■ Goal ■
Go through the records and show each line where the word "ของผ" occurs.

==========

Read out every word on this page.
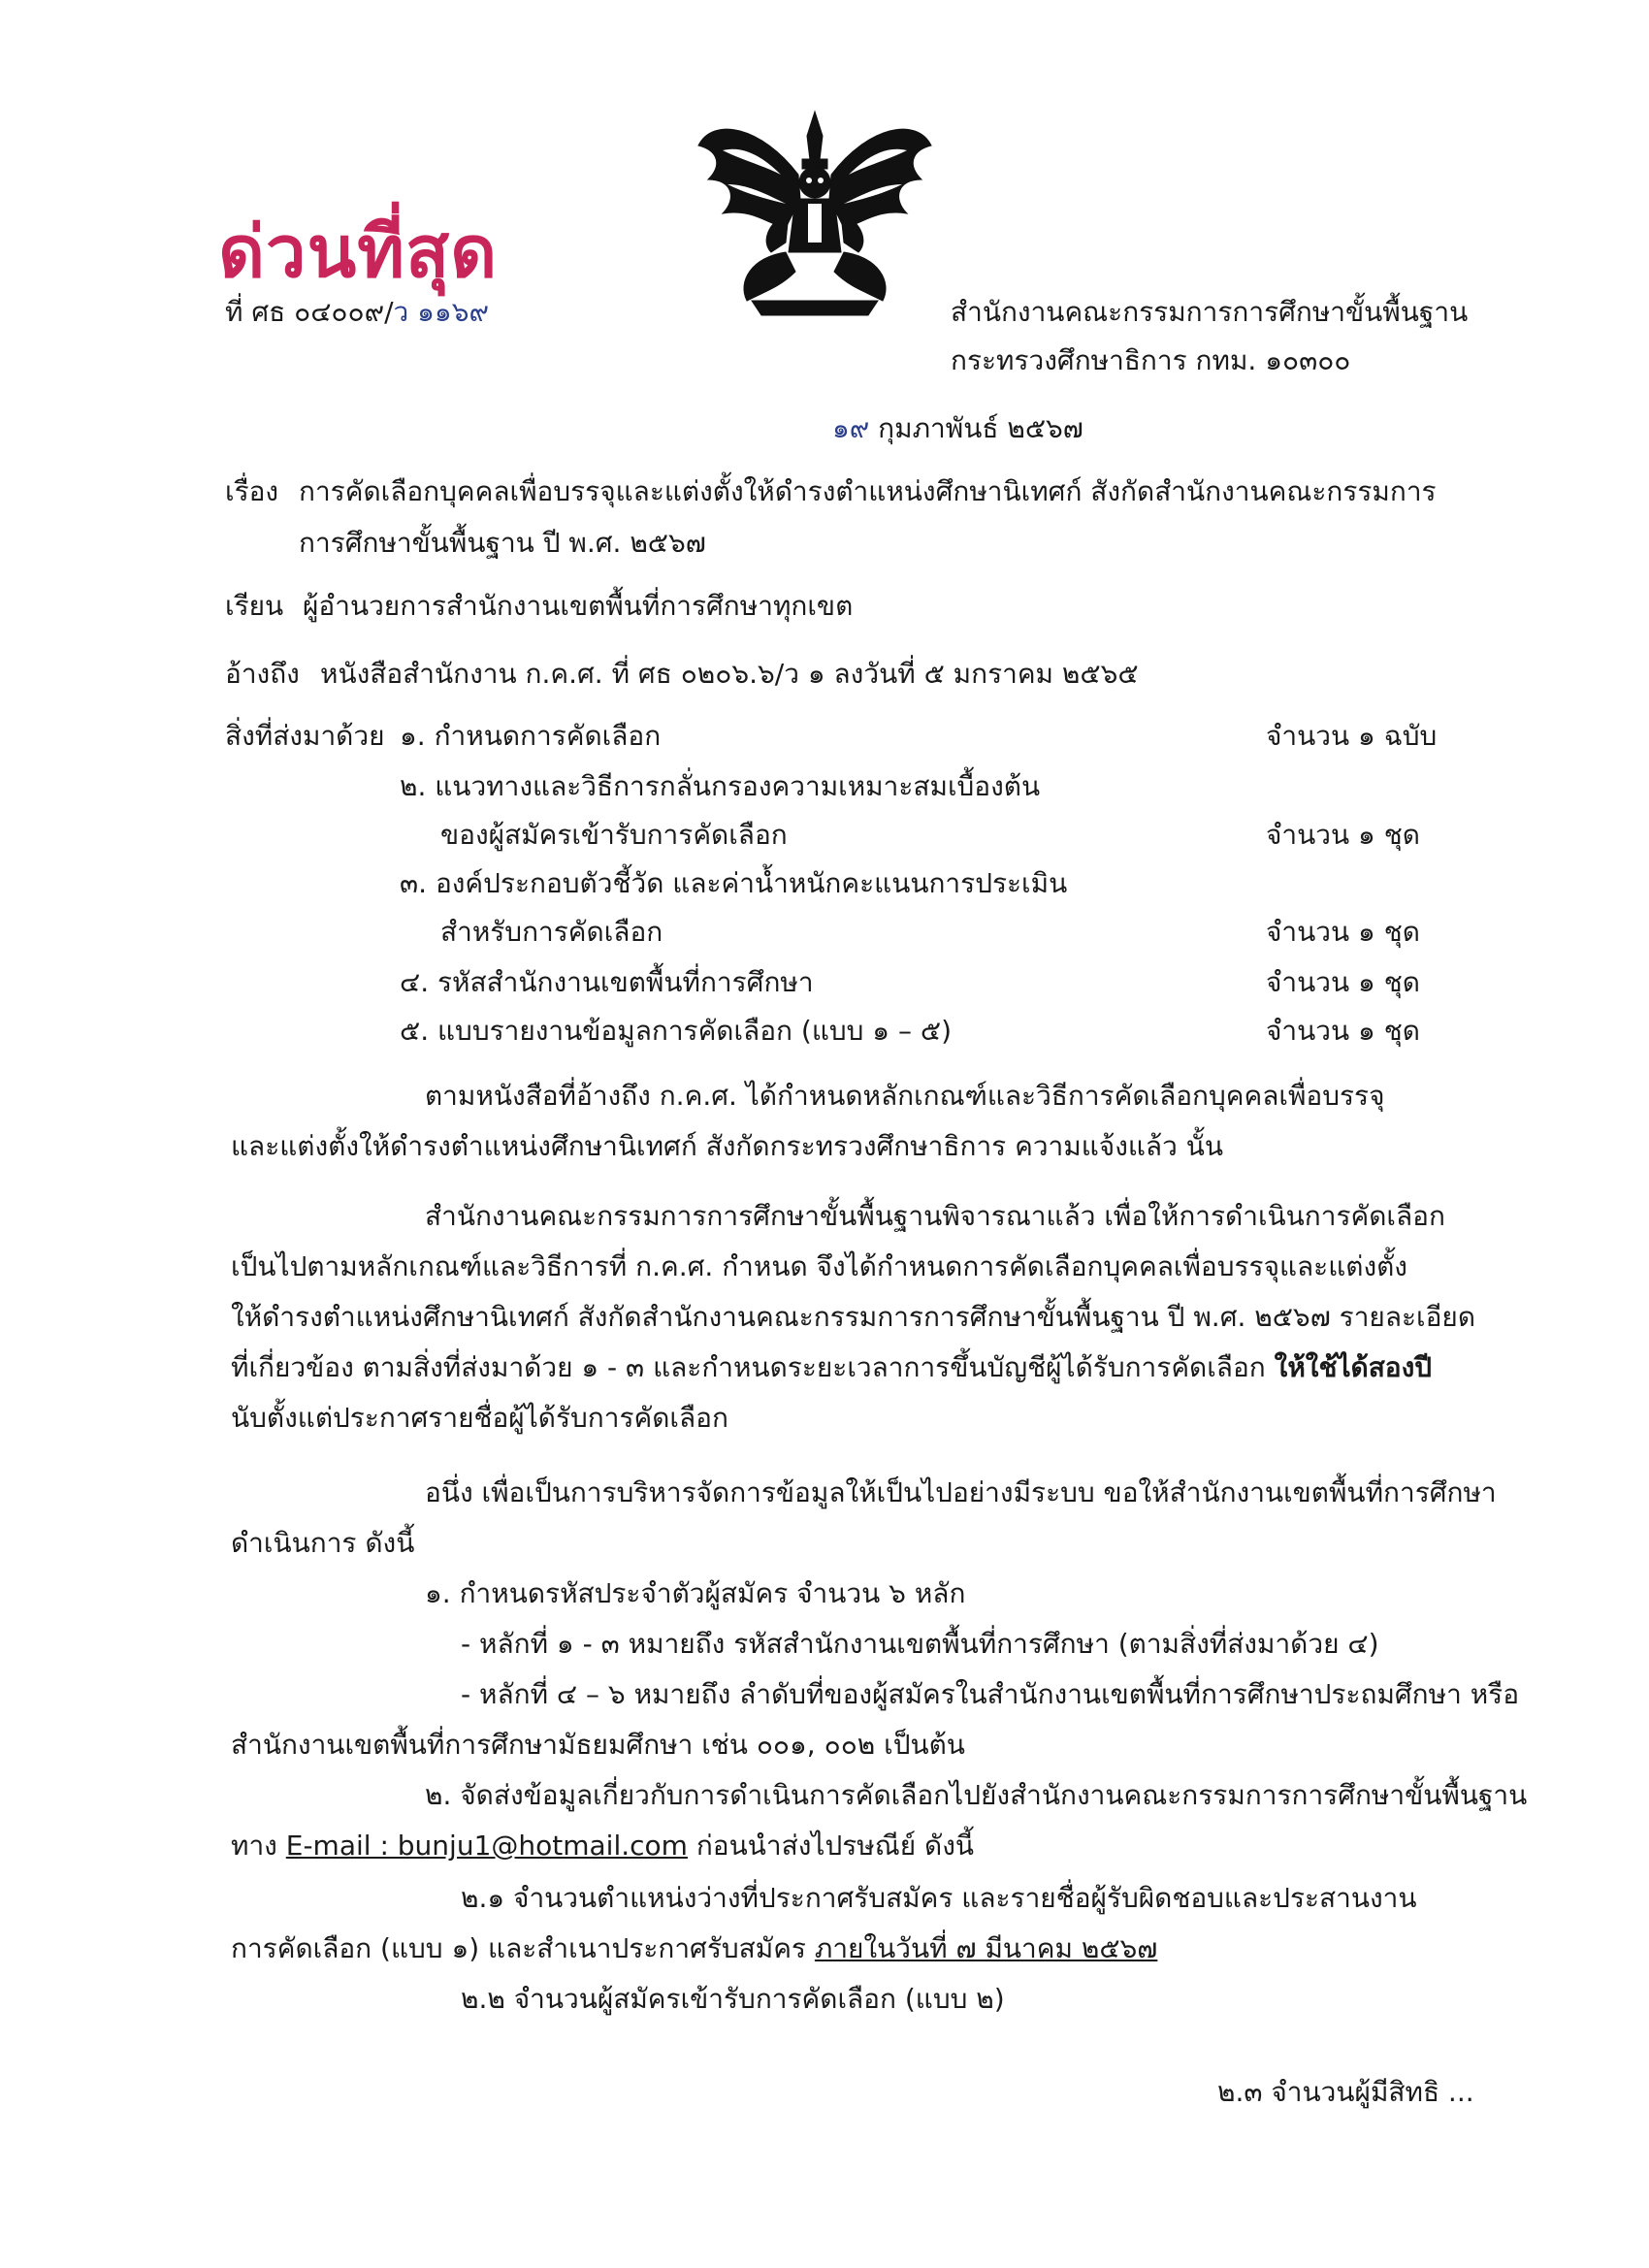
ด่วนที่สุด
ที่ ศธ ๐๔๐๐๙/ว ๑๑๖๙	สำนักงานคณะกรรมการการศึกษาขั้นพื้นฐาน
กระทรวงศึกษาธิการ กทม. ๑๐๓๐๐
๑๙ กุมภาพันธ์ ๒๕๖๗
เรื่อง การคัดเลือกบุคคลเพื่อบรรจุและแต่งตั้งให้ดำรงตำแหน่งศึกษานิเทศก์ สังกัดสำนักงานคณะกรรมการ
การศึกษาขั้นพื้นฐาน ปี พ.ศ. ๒๕๖๗
เรียน ผู้อำนวยการสำนักงานเขตพื้นที่การศึกษาทุกเขต
อ้างถึง หนังสือสำนักงาน ก.ค.ศ. ที่ ศธ ๐๒๐๖.๖/ว ๑ ลงวันที่ ๕ มกราคม ๒๕๖๕
สิ่งที่ส่งมาด้วย ๑. กำหนดการคัดเลือก	จำนวน ๑ ฉบับ
๒. แนวทางและวิธีการกลั่นกรองความเหมาะสมเบื้องต้น
ของผู้สมัครเข้ารับการคัดเลือก	จำนวน ๑ ชุด
๓. องค์ประกอบตัวชี้วัด และค่าน้ำหนักคะแนนการประเมิน
สำหรับการคัดเลือก	จำนวน ๑ ชุด
๔. รหัสสำนักงานเขตพื้นที่การศึกษา	จำนวน ๑ ชุด
๕. แบบรายงานข้อมูลการคัดเลือก (แบบ ๑ – ๕)	จำนวน ๑ ชุด
ตามหนังสือที่อ้างถึง ก.ค.ศ. ได้กำหนดหลักเกณฑ์และวิธีการคัดเลือกบุคคลเพื่อบรรจุ
และแต่งตั้งให้ดำรงตำแหน่งศึกษานิเทศก์ สังกัดกระทรวงศึกษาธิการ ความแจ้งแล้ว นั้น
สำนักงานคณะกรรมการการศึกษาขั้นพื้นฐานพิจารณาแล้ว เพื่อให้การดำเนินการคัดเลือก
เป็นไปตามหลักเกณฑ์และวิธีการที่ ก.ค.ศ. กำหนด จึงได้กำหนดการคัดเลือกบุคคลเพื่อบรรจุและแต่งตั้ง
ให้ดำรงตำแหน่งศึกษานิเทศก์ สังกัดสำนักงานคณะกรรมการการศึกษาขั้นพื้นฐาน ปี พ.ศ. ๒๕๖๗ รายละเอียด
ที่เกี่ยวข้อง ตามสิ่งที่ส่งมาด้วย ๑ - ๓ และกำหนดระยะเวลาการขึ้นบัญชีผู้ได้รับการคัดเลือก ให้ใช้ได้สองปี
นับตั้งแต่ประกาศรายชื่อผู้ได้รับการคัดเลือก
อนึ่ง เพื่อเป็นการบริหารจัดการข้อมูลให้เป็นไปอย่างมีระบบ ขอให้สำนักงานเขตพื้นที่การศึกษา
ดำเนินการ ดังนี้
๑. กำหนดรหัสประจำตัวผู้สมัคร จำนวน ๖ หลัก
- หลักที่ ๑ - ๓ หมายถึง รหัสสำนักงานเขตพื้นที่การศึกษา (ตามสิ่งที่ส่งมาด้วย ๔)
- หลักที่ ๔ – ๖ หมายถึง ลำดับที่ของผู้สมัครในสำนักงานเขตพื้นที่การศึกษาประถมศึกษา หรือ
สำนักงานเขตพื้นที่การศึกษามัธยมศึกษา เช่น ๐๐๑, ๐๐๒ เป็นต้น
๒. จัดส่งข้อมูลเกี่ยวกับการดำเนินการคัดเลือกไปยังสำนักงานคณะกรรมการการศึกษาขั้นพื้นฐาน
ทาง E-mail : bunju1@hotmail.com ก่อนนำส่งไปรษณีย์ ดังนี้
๒.๑ จำนวนตำแหน่งว่างที่ประกาศรับสมัคร และรายชื่อผู้รับผิดชอบและประสานงาน
การคัดเลือก (แบบ ๑) และสำเนาประกาศรับสมัคร ภายในวันที่ ๗ มีนาคม ๒๕๖๗
๒.๒ จำนวนผู้สมัครเข้ารับการคัดเลือก (แบบ ๒)
๒.๓ จำนวนผู้มีสิทธิ ...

==========

■ The reply ■
ของผู้สมัครเข้ารับการคัดเลือก	จำนวน ๑ ชุด
- หลักที่ ๔ – ๖ หมายถึง ลำดับที่ของผู้สมัครในสำนักงานเขตพื้นที่การศึกษาประถมศึกษา หรือ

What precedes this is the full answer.